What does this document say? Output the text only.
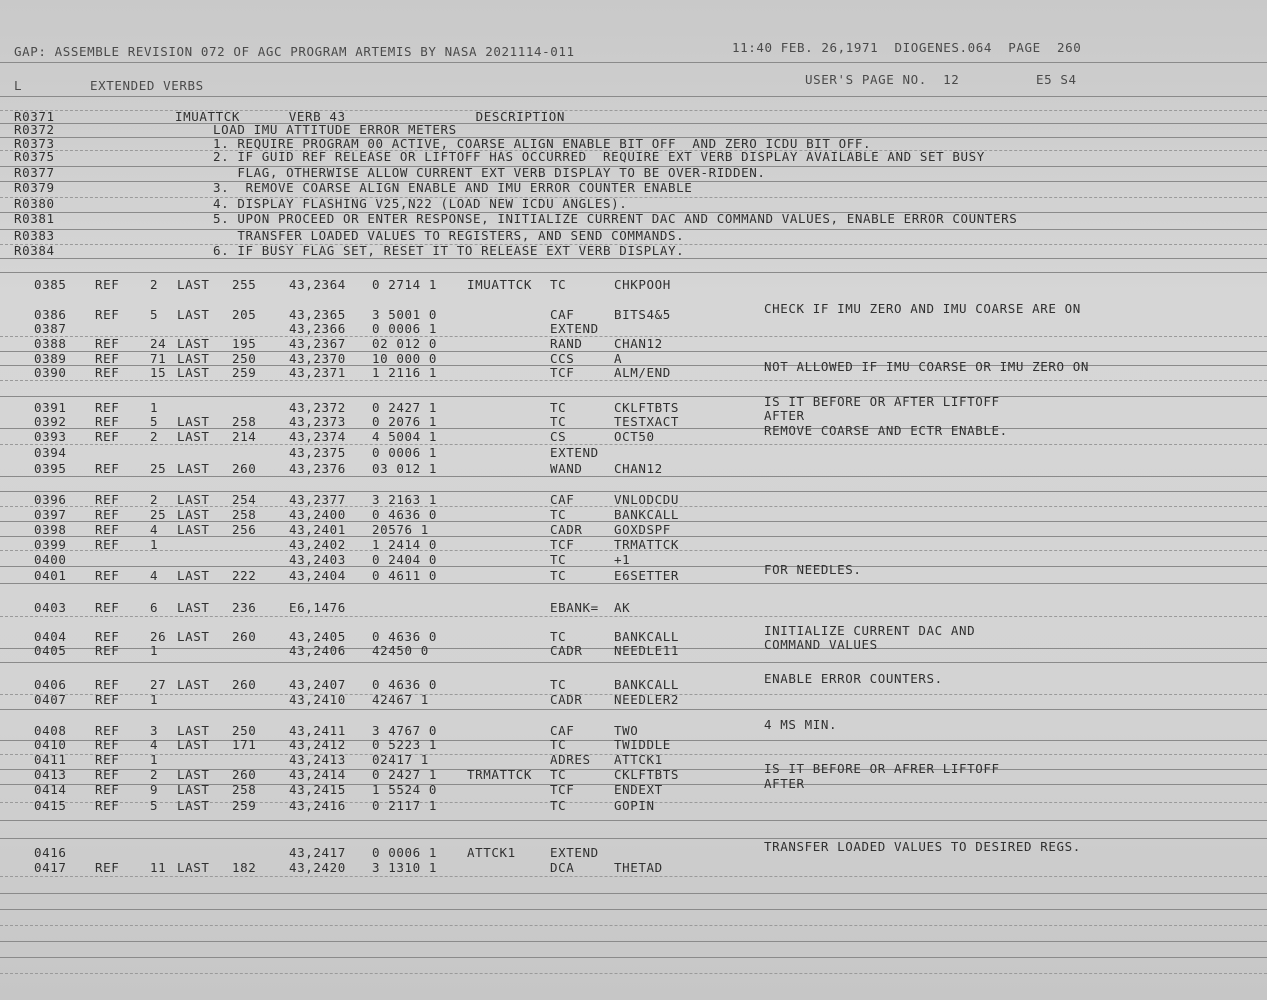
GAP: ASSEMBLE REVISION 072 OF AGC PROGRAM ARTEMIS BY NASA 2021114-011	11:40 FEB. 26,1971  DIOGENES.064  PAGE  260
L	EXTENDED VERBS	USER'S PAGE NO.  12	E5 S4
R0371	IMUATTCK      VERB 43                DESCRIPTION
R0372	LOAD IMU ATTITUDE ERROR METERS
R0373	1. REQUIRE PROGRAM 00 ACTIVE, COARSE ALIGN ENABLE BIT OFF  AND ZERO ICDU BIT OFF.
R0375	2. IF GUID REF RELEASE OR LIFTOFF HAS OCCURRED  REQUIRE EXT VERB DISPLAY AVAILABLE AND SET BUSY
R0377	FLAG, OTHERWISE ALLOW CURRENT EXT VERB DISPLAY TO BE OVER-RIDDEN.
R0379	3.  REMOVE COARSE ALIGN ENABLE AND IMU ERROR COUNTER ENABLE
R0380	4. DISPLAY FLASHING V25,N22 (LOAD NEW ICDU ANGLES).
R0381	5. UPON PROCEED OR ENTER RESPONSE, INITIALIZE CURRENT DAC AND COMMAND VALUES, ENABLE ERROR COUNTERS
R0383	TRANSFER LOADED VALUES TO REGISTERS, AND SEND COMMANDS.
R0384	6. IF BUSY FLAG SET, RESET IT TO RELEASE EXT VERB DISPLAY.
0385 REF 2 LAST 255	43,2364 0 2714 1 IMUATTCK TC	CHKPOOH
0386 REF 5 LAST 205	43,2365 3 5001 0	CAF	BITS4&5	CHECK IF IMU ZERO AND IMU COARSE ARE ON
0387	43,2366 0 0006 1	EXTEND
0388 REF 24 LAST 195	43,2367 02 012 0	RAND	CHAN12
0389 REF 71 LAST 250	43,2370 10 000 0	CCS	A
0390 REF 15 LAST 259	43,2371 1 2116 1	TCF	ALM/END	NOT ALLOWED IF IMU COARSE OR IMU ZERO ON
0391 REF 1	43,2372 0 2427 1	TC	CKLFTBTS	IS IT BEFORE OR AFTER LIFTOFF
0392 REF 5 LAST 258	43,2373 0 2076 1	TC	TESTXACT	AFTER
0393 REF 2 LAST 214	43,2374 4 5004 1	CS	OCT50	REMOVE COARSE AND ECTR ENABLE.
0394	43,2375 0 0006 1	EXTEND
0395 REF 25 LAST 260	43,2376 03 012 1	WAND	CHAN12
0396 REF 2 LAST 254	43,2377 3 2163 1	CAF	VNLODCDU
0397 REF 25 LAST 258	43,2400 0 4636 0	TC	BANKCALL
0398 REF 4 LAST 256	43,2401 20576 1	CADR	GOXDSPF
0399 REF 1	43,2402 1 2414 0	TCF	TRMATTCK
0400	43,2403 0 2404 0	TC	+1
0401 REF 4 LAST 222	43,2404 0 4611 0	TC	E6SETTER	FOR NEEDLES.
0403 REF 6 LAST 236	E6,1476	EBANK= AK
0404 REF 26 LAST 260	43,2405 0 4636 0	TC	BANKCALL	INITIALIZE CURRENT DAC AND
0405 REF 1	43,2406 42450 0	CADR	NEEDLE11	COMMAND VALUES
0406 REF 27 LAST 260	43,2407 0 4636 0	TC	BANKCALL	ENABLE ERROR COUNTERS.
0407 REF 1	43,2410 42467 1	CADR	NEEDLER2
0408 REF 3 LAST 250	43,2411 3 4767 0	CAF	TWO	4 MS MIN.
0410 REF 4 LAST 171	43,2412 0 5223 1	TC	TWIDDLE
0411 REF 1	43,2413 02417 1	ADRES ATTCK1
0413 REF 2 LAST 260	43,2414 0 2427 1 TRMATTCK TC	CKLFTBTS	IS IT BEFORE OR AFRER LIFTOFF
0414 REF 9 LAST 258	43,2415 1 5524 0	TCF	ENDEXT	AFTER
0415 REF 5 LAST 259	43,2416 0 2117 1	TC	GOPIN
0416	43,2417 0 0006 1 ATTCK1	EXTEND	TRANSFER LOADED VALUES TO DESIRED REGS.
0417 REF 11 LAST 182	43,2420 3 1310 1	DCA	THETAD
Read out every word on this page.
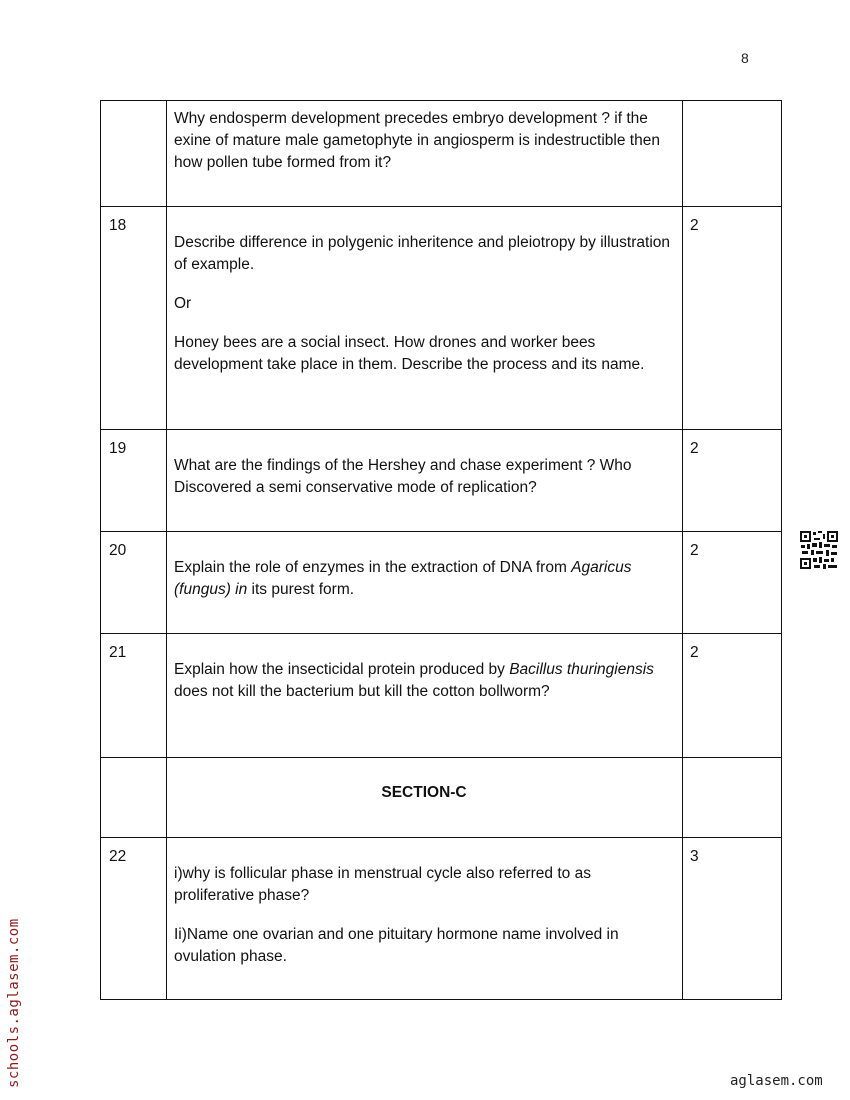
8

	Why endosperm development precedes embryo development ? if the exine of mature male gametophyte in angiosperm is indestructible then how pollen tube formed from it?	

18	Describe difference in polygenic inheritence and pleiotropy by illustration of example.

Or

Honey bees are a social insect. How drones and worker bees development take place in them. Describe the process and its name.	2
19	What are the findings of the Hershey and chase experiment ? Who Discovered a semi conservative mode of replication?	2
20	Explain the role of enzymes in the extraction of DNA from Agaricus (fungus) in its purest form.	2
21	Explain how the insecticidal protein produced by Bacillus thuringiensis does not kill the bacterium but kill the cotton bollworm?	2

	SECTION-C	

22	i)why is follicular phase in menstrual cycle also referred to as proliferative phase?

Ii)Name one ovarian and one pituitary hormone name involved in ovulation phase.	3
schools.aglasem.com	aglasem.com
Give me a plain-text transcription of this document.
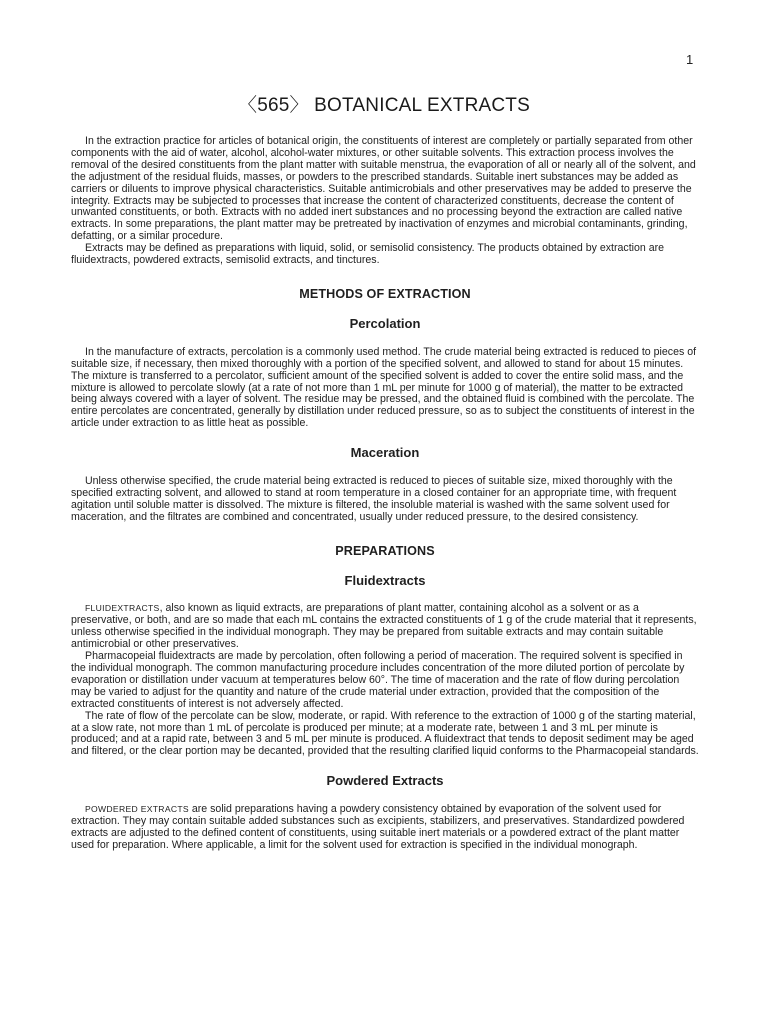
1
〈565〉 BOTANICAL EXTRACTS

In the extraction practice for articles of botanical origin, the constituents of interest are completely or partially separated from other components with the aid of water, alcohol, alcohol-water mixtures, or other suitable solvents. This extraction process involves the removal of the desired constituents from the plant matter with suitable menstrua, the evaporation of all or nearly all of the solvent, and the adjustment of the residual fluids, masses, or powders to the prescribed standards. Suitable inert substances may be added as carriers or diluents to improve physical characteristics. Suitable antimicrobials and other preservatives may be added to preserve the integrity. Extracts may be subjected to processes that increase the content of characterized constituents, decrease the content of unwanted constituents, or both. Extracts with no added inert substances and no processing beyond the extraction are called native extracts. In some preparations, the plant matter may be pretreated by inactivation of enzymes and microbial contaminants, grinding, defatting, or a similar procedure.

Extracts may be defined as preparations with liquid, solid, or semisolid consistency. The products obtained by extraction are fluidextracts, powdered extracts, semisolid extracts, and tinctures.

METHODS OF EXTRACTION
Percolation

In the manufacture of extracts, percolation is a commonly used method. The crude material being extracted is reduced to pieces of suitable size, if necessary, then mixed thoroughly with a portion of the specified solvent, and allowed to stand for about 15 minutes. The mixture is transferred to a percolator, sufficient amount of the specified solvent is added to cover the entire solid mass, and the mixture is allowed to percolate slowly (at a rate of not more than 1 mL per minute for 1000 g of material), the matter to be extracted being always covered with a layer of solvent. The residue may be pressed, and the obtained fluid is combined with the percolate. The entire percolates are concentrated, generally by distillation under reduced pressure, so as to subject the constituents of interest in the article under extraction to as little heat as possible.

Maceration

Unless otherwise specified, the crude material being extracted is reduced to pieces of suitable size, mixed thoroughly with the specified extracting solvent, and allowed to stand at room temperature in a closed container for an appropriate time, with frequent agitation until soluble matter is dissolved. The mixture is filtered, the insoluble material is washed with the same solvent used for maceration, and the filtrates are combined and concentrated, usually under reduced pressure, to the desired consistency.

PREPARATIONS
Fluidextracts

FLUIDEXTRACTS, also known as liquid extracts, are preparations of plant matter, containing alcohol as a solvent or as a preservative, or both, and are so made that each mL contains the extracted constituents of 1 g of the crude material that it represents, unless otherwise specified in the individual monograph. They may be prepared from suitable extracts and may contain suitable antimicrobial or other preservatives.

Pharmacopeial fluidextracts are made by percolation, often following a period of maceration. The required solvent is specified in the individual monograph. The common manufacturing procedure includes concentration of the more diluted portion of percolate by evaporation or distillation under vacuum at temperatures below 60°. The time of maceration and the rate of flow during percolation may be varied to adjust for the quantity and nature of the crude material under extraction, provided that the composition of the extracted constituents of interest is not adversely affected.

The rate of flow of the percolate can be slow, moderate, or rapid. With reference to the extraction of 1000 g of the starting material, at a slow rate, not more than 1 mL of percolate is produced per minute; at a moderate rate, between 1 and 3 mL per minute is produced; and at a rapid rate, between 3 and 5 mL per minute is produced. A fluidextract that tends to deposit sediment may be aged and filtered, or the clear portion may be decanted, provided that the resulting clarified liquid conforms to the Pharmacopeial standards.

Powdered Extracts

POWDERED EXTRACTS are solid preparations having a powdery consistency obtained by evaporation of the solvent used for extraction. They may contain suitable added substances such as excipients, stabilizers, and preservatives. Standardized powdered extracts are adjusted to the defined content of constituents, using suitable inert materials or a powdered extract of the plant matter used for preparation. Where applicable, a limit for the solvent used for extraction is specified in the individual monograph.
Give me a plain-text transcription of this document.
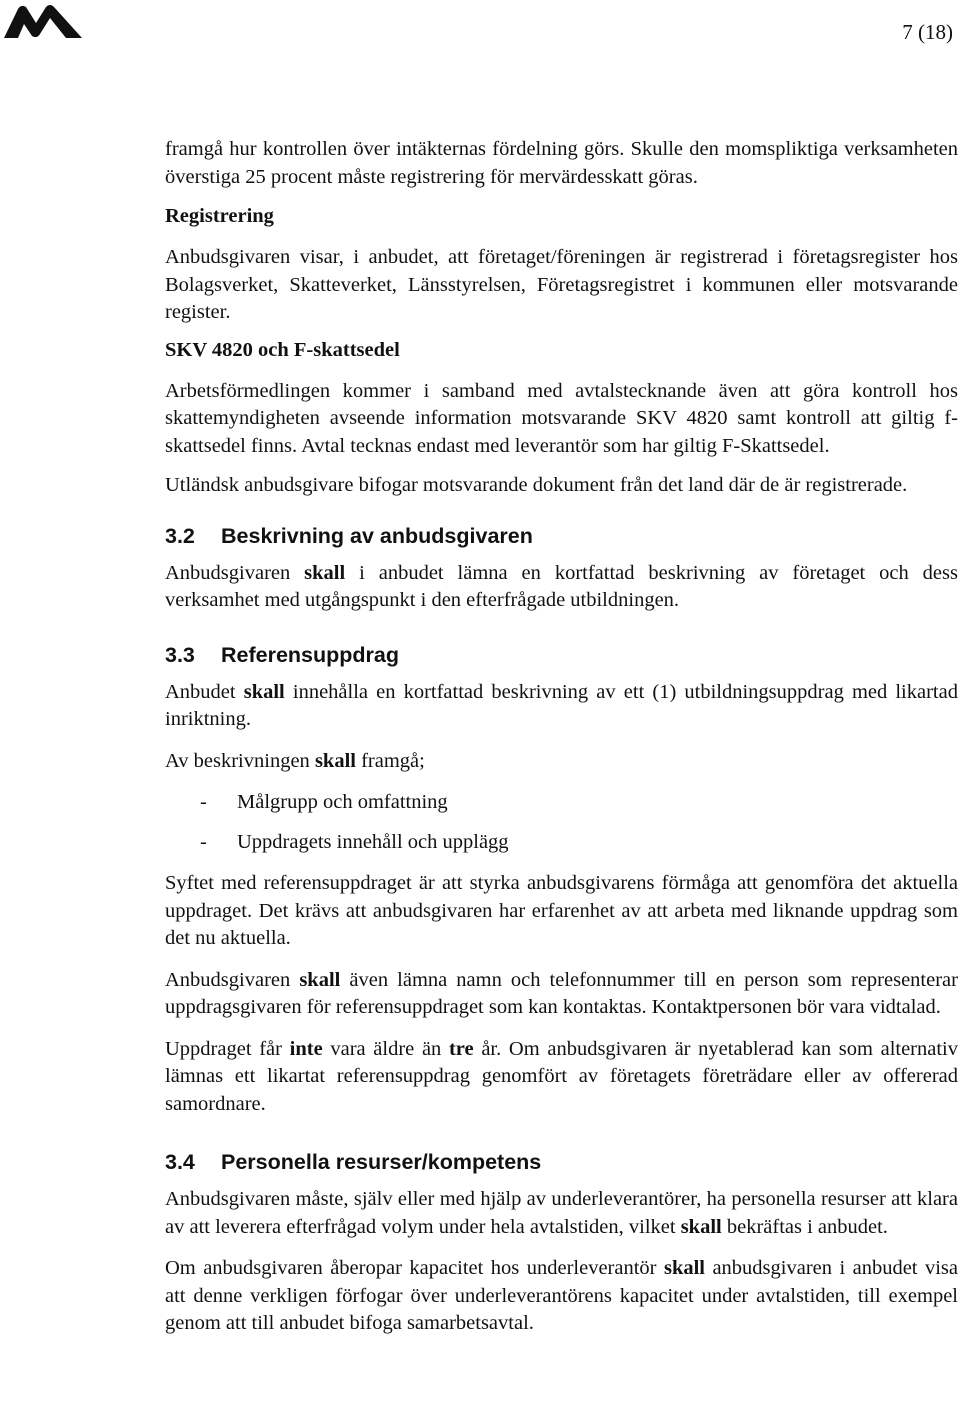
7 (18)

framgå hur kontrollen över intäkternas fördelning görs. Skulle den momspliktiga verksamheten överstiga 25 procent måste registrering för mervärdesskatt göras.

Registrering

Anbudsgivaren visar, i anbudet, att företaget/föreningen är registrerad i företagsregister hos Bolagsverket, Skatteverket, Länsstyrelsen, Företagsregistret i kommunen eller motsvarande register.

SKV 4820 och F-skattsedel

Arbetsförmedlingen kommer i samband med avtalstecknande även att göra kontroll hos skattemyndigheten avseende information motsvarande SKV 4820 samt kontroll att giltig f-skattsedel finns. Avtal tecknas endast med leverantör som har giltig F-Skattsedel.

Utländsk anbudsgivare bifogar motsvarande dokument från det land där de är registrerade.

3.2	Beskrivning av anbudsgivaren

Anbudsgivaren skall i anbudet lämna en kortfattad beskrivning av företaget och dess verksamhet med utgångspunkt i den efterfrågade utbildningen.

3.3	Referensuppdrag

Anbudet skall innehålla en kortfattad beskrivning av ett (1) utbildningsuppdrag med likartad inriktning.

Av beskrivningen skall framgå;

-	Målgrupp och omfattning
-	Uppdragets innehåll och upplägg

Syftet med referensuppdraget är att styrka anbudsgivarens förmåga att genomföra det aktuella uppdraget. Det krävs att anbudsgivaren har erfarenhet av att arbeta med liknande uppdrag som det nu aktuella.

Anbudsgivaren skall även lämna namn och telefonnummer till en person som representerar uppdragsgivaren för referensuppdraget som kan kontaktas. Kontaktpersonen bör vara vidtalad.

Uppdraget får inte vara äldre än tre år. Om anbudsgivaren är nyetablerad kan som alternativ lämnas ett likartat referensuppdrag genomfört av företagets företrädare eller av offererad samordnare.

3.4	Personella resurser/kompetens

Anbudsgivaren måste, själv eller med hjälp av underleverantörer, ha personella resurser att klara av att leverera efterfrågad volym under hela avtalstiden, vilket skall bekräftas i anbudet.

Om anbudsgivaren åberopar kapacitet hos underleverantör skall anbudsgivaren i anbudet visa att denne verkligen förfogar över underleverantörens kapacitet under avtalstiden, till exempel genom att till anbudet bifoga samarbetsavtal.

###

- _What is required_
Wherever the string "REMOVE" shows up in the material, copy the line that holds it.

- _Solution to the problem_
R0379	3.  REMOVE COARSE ALIGN ENABLE AND IMU ERROR COUNTER ENABLE
0393 REF 2 LAST 214	43,2374 4 5004 1	CS	OCT50	REMOVE COARSE AND ECTR ENABLE.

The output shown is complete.